Dataset listings of figures ->

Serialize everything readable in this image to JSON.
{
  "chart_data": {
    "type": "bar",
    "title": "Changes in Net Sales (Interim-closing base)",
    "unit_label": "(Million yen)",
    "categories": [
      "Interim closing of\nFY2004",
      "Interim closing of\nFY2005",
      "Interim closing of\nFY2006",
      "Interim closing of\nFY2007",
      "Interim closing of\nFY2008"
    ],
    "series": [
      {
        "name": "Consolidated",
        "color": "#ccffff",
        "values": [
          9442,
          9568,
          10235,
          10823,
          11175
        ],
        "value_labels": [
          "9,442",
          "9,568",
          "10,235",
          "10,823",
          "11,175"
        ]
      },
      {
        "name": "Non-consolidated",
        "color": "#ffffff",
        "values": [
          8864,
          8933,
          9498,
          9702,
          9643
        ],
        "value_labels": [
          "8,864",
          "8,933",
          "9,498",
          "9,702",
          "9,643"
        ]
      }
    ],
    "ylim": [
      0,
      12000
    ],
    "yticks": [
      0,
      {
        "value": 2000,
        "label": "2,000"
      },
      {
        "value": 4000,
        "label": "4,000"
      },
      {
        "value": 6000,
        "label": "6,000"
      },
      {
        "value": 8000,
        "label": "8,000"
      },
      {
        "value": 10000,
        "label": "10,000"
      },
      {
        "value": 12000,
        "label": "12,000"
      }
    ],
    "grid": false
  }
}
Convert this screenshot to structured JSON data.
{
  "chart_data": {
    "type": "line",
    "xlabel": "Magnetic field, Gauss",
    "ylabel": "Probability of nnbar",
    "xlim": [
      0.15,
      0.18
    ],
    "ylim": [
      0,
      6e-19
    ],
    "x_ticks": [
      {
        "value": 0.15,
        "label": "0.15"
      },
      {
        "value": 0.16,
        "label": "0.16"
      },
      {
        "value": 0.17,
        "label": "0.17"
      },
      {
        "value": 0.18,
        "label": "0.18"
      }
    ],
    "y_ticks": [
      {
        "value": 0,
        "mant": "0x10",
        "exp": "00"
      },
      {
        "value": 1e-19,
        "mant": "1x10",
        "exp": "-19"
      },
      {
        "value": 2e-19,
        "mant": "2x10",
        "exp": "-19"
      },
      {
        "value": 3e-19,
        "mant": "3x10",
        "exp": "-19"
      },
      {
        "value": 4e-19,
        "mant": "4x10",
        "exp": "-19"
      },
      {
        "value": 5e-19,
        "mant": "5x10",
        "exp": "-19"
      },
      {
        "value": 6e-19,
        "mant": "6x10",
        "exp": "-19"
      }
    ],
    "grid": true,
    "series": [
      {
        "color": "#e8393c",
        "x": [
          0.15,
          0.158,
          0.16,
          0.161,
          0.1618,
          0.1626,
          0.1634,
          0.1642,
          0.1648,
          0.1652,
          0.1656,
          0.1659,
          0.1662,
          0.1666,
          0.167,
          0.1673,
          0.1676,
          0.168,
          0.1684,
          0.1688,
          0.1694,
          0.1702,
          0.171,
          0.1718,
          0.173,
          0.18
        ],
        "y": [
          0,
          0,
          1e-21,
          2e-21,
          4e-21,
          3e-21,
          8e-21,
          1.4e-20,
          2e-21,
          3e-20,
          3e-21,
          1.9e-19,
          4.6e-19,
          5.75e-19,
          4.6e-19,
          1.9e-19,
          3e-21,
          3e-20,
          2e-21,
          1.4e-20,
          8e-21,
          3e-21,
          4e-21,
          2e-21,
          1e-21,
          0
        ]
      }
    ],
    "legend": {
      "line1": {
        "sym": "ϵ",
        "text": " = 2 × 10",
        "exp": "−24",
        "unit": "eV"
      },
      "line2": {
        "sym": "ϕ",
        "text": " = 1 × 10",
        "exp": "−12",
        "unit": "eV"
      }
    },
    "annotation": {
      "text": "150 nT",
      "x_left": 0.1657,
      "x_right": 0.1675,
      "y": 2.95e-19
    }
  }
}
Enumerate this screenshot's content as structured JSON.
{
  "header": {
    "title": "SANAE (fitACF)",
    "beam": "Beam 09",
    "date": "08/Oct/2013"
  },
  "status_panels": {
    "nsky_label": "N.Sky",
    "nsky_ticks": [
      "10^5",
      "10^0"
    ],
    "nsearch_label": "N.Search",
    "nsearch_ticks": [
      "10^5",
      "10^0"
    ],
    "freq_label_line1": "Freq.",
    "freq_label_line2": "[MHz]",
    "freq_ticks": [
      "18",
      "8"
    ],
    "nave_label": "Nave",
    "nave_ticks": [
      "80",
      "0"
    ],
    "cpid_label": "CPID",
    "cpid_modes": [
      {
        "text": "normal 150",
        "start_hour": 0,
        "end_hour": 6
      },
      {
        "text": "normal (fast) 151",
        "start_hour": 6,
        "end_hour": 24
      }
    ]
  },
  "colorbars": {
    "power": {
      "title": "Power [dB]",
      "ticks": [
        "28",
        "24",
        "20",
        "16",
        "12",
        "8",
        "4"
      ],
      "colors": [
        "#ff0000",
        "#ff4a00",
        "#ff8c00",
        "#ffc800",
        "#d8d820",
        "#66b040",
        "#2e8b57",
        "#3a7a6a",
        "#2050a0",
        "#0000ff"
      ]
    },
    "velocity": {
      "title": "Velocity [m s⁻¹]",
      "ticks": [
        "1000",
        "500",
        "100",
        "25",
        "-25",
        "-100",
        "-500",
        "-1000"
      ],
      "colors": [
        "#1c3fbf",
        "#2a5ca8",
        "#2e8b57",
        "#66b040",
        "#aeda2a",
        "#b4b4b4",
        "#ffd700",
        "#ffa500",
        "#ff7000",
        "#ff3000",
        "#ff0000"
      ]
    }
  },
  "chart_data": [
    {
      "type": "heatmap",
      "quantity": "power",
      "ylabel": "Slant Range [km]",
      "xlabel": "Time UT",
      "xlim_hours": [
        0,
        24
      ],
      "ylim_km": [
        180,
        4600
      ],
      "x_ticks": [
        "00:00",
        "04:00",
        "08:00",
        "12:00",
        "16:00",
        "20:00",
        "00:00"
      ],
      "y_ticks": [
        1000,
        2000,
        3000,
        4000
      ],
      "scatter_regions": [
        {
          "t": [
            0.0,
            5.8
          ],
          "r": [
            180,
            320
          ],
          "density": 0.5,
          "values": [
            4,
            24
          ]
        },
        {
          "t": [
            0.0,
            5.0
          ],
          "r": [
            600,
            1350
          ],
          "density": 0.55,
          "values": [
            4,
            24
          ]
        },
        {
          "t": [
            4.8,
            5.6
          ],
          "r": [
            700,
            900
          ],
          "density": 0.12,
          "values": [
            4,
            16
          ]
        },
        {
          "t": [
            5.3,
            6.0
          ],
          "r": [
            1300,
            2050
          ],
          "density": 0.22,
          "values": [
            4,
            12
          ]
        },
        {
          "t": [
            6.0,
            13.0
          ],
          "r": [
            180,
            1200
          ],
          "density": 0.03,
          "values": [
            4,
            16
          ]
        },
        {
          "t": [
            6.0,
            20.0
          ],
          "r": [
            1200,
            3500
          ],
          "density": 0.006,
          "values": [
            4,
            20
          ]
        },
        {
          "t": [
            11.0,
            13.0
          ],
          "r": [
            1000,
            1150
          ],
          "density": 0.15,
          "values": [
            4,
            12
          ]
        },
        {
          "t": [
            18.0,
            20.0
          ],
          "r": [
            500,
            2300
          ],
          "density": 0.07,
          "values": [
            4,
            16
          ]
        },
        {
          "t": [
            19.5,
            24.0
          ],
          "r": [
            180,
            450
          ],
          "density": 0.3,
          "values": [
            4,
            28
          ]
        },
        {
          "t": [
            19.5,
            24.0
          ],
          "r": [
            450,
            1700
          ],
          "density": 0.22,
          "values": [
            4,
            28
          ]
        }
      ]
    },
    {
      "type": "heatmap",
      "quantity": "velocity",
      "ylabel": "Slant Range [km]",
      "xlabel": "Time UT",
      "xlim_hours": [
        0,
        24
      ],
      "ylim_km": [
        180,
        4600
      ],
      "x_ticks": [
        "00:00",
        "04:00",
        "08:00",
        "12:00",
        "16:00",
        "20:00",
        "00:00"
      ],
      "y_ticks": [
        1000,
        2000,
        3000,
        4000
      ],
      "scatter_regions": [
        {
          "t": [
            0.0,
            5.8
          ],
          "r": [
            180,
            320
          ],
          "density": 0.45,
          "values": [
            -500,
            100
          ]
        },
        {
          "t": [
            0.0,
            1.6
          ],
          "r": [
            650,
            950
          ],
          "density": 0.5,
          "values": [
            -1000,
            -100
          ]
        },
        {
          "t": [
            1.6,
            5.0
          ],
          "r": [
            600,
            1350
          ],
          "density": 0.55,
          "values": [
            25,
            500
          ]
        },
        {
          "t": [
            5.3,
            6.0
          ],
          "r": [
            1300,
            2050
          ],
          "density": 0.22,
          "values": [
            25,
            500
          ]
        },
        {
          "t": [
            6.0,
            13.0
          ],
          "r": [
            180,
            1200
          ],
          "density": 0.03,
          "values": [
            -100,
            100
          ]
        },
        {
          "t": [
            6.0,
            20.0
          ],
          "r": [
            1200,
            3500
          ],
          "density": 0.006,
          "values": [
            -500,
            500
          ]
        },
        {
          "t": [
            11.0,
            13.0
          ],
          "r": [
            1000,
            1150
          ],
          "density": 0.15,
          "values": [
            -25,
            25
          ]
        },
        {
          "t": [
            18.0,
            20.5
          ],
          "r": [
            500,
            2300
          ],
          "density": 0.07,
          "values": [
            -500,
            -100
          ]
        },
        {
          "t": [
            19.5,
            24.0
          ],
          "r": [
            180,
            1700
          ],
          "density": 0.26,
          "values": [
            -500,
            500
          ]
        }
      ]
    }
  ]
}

What this task involves -> Copy down every line of the material above that includes the string "normal".

Answer ->
        "text": "normal 150",
        "text": "normal (fast) 151",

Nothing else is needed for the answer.